GIVEN PROBLEM →
Copy out every line in which the string "pattern" occurs.

[begin PROVIDED RECORDS]

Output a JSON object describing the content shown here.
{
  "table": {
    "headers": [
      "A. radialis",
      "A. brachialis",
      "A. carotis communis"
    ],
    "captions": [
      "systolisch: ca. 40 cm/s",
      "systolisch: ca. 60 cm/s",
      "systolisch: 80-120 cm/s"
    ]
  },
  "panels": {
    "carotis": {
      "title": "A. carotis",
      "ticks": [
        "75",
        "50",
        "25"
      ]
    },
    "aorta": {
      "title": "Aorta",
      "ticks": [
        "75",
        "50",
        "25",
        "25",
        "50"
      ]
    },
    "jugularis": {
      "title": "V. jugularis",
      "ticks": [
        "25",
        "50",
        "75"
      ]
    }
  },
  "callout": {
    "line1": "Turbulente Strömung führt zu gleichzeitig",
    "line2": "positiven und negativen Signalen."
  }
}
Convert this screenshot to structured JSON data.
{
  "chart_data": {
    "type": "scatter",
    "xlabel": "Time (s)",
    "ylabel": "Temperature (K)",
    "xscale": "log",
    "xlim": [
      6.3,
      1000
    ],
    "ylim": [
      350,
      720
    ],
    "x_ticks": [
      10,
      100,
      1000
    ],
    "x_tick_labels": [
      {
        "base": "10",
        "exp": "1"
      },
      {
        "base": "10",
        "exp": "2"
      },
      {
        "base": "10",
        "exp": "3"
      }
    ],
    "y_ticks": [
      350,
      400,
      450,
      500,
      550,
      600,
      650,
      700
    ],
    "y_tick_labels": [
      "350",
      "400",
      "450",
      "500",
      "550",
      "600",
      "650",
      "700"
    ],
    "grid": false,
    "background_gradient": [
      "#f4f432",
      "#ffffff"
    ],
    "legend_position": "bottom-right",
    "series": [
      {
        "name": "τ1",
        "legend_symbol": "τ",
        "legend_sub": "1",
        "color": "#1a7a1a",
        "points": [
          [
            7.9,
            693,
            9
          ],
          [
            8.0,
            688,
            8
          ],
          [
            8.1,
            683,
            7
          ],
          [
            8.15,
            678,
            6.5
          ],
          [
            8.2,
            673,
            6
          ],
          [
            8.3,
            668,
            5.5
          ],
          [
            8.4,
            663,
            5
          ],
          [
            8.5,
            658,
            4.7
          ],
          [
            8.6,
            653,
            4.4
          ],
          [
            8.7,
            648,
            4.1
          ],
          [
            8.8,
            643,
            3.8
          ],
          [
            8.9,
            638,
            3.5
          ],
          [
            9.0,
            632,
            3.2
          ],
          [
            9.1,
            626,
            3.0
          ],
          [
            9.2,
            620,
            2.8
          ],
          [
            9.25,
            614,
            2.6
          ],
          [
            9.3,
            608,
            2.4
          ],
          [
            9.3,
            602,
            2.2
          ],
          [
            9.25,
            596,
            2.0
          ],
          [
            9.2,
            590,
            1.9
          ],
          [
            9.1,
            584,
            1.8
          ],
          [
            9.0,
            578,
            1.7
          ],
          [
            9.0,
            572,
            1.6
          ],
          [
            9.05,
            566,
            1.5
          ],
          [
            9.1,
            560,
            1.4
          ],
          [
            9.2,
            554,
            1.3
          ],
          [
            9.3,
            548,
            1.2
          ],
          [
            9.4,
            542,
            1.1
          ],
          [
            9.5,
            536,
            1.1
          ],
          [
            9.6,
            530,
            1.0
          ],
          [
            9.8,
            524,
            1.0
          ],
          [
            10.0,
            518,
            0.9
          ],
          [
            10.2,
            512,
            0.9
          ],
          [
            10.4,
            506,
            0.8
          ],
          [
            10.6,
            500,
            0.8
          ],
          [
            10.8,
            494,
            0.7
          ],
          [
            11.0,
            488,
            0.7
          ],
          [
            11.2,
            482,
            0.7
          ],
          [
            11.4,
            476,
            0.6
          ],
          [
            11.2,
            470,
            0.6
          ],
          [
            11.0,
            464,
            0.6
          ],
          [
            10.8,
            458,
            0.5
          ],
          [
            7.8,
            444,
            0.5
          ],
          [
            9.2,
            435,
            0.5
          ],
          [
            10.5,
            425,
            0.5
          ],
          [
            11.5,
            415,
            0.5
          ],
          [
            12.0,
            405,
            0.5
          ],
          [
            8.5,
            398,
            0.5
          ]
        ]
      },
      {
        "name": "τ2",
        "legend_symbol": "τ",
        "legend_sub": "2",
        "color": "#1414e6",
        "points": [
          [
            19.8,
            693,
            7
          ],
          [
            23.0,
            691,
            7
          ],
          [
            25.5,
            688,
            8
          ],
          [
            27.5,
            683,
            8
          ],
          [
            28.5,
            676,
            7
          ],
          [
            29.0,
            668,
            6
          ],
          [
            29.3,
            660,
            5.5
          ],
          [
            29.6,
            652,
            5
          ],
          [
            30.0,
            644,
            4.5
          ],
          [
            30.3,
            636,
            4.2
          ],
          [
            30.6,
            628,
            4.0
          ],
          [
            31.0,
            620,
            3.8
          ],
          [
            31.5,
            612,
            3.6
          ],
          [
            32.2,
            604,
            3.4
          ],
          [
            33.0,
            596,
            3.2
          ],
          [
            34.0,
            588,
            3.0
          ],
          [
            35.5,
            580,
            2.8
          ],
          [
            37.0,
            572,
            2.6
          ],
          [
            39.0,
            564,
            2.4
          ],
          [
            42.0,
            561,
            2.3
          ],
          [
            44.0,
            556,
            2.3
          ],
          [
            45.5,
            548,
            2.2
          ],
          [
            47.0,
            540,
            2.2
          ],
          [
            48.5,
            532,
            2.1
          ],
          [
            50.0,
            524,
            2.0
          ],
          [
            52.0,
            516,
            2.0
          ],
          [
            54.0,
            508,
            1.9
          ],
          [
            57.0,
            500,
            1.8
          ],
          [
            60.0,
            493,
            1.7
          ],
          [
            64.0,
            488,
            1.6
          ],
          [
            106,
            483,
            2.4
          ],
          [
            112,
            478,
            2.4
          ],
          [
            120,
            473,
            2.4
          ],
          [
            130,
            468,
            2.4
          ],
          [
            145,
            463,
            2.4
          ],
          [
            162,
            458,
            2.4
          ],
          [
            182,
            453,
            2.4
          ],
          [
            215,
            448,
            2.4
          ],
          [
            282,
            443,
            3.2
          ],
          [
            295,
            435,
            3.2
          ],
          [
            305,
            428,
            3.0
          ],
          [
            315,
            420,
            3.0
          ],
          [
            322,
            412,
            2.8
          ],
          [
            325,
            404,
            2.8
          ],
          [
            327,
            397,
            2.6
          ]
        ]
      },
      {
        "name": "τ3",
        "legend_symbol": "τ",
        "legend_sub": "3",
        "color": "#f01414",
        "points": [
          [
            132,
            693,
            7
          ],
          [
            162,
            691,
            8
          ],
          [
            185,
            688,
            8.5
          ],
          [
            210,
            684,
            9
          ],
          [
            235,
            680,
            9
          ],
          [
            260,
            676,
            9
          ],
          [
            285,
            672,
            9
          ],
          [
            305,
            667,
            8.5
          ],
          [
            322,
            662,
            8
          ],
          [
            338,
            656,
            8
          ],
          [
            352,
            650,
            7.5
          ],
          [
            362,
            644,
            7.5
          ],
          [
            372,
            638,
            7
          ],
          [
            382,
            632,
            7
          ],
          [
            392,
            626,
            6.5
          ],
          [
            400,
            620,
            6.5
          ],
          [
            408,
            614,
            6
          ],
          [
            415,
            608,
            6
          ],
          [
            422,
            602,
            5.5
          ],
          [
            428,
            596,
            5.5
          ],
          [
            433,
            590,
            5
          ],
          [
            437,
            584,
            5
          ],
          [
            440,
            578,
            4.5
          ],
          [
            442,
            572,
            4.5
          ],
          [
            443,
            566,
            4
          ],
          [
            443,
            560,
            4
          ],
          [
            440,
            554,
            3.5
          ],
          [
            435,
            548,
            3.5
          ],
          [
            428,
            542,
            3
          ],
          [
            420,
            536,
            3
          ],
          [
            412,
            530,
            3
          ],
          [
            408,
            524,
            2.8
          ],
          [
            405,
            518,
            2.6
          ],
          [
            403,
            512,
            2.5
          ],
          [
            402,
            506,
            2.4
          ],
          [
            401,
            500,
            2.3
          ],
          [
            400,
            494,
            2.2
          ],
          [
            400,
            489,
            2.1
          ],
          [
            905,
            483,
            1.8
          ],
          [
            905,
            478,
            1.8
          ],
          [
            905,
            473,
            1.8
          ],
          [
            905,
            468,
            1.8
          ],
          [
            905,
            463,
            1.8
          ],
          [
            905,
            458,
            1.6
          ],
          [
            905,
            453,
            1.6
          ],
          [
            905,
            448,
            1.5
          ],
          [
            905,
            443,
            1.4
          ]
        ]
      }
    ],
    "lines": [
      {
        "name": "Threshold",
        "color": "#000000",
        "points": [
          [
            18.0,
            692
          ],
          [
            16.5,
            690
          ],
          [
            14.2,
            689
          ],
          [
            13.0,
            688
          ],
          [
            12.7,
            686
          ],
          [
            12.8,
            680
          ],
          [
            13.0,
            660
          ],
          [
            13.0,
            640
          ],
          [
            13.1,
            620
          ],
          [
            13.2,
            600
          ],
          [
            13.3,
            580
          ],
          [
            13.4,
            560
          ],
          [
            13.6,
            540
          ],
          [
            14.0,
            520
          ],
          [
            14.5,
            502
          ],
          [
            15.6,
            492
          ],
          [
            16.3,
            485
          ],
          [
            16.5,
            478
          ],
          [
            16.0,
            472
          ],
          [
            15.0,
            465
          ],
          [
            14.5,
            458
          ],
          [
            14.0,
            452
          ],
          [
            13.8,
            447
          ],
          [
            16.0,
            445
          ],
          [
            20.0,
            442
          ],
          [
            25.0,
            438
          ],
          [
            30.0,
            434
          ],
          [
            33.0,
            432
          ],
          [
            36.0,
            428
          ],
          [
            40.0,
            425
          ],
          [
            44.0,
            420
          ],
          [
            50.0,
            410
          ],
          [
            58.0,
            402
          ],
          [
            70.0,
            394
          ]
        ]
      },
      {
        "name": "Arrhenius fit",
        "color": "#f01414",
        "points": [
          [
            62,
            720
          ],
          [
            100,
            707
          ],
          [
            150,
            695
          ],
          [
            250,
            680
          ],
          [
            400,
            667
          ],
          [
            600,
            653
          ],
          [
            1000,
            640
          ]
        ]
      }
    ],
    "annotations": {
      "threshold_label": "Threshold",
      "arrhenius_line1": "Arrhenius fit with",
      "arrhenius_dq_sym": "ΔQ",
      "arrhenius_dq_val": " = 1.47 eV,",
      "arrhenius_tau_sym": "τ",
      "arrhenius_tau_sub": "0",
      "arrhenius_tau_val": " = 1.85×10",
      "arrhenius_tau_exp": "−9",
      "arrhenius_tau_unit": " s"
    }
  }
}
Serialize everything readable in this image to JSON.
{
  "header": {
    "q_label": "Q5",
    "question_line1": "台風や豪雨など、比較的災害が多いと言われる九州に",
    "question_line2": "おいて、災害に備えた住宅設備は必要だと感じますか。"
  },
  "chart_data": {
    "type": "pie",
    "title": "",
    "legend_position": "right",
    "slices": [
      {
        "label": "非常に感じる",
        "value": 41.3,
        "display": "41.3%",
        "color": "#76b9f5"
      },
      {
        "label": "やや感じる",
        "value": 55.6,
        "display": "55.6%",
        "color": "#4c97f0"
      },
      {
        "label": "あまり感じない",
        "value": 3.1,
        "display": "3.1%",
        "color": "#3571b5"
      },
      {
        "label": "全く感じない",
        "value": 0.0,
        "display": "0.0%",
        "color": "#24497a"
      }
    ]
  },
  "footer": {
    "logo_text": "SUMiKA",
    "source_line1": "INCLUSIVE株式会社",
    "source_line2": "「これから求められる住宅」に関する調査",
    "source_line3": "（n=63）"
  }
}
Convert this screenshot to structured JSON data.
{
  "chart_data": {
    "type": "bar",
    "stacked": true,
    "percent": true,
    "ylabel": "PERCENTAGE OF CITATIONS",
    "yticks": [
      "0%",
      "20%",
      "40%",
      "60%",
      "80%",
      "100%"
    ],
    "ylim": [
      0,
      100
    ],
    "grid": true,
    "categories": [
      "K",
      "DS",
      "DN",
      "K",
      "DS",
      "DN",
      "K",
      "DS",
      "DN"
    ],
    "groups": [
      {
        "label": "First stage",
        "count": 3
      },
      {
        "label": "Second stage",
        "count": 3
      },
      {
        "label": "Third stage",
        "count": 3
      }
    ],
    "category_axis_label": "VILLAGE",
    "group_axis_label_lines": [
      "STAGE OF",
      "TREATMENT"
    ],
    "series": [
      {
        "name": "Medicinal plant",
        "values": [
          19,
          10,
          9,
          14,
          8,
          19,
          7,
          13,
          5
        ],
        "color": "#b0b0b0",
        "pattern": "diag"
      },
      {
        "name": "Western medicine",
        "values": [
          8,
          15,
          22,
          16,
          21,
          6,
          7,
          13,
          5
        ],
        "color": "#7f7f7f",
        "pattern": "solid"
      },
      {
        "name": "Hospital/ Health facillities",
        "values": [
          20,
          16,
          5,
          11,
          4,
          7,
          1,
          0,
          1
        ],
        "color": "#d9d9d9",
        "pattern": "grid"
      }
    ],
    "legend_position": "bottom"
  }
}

[end PROVIDED RECORDS]

THE SOLUTION →
        "pattern": "diag"
        "pattern": "solid"
        "pattern": "grid"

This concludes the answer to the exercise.